--- START Material provided ---
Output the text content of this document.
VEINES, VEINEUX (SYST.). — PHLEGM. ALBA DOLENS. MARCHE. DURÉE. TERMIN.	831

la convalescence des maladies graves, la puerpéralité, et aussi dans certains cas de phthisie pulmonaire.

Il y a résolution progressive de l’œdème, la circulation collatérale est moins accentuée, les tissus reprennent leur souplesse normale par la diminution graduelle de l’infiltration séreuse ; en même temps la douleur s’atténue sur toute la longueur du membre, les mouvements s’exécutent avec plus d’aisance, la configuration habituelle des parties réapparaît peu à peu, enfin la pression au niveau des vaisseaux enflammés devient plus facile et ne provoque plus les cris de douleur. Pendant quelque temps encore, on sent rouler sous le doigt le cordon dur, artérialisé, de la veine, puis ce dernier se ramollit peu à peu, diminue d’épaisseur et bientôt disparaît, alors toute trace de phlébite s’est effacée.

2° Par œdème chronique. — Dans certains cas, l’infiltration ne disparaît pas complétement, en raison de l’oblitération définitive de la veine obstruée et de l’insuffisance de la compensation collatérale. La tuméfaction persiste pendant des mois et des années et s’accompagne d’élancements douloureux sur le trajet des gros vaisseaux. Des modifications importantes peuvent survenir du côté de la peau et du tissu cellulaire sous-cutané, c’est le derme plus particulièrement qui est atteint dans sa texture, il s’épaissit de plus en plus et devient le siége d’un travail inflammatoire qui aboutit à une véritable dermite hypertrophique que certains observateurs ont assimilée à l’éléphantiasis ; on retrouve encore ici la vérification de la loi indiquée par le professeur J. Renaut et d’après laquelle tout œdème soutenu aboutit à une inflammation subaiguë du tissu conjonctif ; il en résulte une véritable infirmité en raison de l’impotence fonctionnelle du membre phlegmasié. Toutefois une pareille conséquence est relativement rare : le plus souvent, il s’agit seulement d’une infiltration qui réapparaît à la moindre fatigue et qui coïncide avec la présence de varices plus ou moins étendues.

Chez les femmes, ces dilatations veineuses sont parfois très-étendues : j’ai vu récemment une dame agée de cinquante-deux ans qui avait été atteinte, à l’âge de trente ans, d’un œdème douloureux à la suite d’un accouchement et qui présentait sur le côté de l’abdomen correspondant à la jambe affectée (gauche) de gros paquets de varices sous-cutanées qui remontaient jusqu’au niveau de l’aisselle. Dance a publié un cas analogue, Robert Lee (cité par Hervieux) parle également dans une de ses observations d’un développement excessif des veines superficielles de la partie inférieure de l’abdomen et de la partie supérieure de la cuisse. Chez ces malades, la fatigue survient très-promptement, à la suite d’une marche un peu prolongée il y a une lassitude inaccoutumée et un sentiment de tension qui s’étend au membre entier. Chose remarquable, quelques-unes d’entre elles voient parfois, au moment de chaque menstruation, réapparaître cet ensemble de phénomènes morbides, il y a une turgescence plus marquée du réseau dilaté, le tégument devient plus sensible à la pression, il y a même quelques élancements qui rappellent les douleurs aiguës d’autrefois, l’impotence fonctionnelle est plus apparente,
--- END Material provided ---
--- START Material provided ---
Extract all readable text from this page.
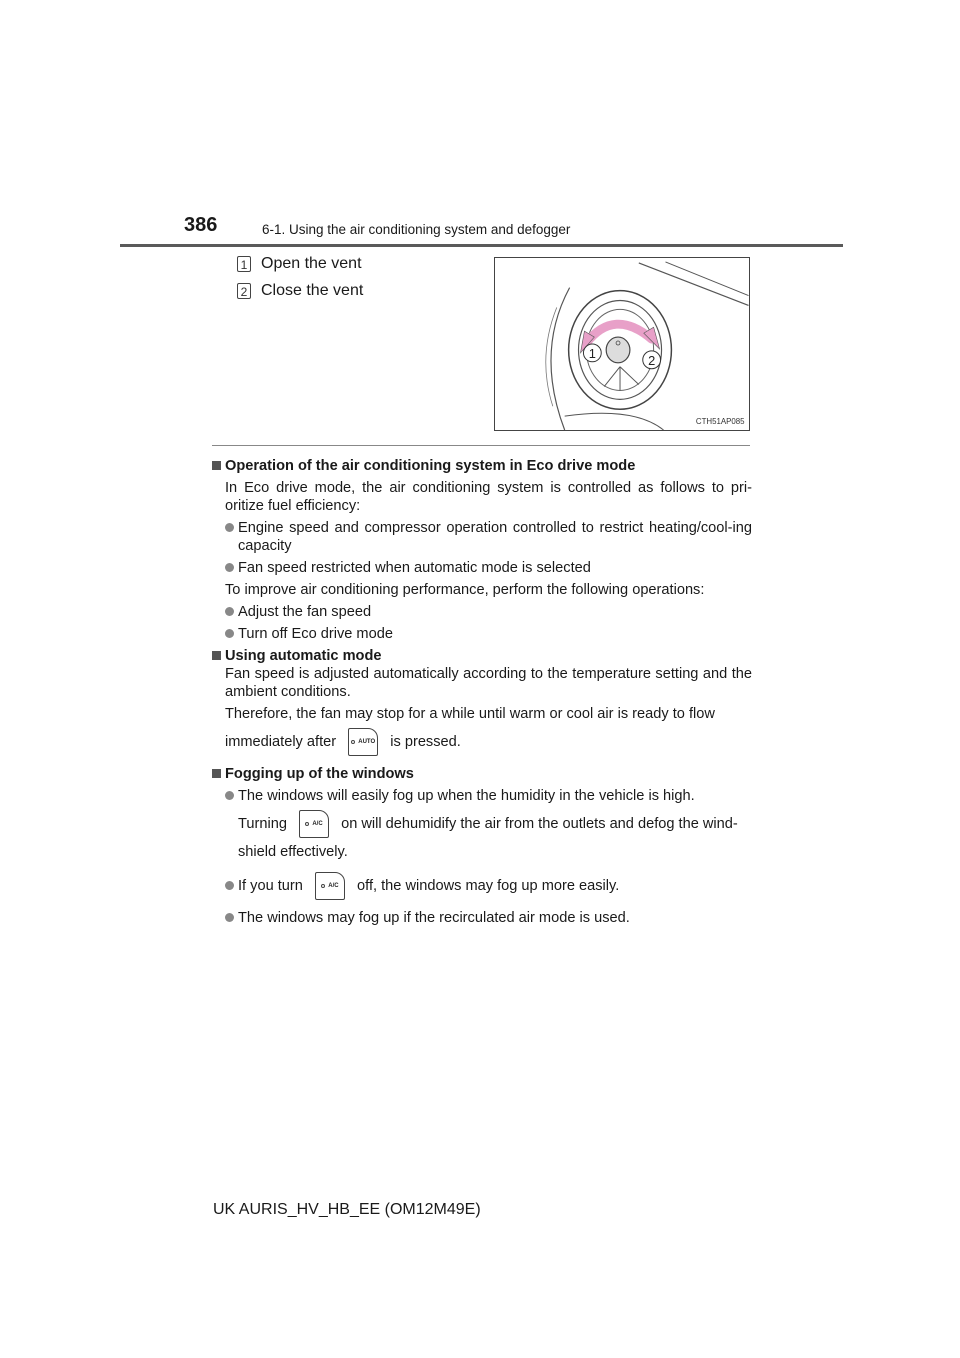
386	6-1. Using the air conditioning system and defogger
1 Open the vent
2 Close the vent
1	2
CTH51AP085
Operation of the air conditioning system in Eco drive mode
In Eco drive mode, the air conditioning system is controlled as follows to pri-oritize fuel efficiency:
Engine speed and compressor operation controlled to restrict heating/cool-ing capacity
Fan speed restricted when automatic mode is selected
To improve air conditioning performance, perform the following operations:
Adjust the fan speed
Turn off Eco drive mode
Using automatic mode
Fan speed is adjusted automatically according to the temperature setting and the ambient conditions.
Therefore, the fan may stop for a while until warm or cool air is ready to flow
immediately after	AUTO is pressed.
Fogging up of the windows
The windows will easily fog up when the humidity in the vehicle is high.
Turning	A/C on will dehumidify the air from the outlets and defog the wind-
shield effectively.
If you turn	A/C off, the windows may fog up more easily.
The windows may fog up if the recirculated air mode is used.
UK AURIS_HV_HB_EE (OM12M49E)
--- END Material provided ---
--- START Material provided ---
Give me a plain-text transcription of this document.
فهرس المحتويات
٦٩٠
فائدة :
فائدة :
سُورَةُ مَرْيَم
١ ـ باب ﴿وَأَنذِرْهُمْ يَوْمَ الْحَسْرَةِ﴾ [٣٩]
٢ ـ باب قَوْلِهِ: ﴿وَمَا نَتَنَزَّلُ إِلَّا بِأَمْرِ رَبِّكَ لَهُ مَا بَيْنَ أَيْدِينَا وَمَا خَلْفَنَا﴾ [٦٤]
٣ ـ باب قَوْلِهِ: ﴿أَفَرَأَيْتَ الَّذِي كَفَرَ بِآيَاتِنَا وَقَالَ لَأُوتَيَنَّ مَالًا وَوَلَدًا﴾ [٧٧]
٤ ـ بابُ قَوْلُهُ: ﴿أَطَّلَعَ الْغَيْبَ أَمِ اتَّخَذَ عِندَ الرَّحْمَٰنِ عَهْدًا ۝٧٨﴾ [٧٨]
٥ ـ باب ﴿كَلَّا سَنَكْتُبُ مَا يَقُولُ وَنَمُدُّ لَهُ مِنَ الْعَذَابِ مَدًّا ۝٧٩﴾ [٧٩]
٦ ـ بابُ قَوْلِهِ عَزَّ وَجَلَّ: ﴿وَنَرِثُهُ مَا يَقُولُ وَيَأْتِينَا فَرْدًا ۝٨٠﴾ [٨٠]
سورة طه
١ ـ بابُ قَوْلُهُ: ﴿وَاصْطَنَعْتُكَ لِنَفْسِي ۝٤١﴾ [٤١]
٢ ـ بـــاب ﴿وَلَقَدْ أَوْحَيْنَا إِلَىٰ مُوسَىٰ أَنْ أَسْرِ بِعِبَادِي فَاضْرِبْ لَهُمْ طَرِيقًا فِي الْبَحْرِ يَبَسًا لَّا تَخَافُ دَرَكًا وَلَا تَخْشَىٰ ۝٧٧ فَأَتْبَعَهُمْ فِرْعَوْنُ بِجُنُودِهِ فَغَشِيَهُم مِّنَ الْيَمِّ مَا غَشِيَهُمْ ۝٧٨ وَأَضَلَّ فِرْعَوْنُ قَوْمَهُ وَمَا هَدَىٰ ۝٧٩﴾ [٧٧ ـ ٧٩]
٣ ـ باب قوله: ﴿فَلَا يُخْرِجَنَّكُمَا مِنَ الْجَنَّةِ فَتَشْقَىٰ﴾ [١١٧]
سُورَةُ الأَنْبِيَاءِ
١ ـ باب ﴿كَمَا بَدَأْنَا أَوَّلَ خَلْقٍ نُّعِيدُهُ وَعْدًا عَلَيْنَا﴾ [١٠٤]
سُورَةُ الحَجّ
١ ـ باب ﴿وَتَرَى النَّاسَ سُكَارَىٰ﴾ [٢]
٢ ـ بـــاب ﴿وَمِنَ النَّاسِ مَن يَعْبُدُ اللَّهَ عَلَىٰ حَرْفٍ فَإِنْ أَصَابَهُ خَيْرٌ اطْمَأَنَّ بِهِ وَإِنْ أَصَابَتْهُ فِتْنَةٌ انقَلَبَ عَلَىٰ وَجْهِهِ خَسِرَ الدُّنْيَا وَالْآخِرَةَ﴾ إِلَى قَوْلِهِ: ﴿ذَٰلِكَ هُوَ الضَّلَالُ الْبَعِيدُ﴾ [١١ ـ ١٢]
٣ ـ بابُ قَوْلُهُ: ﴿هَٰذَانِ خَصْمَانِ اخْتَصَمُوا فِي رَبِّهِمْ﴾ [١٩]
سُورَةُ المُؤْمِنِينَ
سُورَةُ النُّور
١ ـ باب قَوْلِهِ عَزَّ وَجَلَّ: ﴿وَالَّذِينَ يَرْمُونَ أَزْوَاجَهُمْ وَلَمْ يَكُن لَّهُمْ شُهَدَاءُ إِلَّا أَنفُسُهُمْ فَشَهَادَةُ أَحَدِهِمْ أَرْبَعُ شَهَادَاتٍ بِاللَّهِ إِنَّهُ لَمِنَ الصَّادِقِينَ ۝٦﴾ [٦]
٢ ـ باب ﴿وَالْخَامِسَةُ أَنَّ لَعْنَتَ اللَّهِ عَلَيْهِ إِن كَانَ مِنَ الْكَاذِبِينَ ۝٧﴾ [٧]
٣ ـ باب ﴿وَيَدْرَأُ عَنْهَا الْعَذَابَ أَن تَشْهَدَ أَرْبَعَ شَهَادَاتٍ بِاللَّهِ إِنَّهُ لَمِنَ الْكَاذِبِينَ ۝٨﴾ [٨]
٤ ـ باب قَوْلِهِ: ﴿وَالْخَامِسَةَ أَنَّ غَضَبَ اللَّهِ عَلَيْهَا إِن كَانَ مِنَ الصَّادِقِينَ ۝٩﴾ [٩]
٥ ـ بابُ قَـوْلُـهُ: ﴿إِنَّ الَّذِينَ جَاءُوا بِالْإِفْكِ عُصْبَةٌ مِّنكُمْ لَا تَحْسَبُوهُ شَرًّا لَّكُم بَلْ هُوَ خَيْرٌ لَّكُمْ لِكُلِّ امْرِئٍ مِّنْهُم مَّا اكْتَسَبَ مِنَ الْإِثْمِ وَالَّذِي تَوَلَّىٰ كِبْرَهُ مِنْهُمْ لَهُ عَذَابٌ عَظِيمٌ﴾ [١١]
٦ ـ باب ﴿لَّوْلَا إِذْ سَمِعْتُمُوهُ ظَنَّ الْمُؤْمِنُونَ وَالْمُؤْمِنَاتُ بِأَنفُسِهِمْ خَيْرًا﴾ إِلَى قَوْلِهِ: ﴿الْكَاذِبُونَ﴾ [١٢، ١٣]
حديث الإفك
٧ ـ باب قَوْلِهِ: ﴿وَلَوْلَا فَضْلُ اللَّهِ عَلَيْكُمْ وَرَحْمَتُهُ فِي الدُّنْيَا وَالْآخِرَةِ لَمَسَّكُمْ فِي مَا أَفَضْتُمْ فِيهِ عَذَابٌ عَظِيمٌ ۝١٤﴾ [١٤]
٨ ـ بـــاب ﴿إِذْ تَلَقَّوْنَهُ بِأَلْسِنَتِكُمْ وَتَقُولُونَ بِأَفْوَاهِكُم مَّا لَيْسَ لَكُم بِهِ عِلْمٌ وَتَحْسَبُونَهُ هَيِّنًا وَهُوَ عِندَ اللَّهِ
--- END Material provided ---
What you are asked to do:
Go through the entries and return each line where the word "speed" appears.

Result of the exercise:
Engine speed and compressor operation controlled to restrict heating/cool-ing capacity
Fan speed restricted when automatic mode is selected
Adjust the fan speed
Fan speed is adjusted automatically according to the temperature setting and the ambient conditions.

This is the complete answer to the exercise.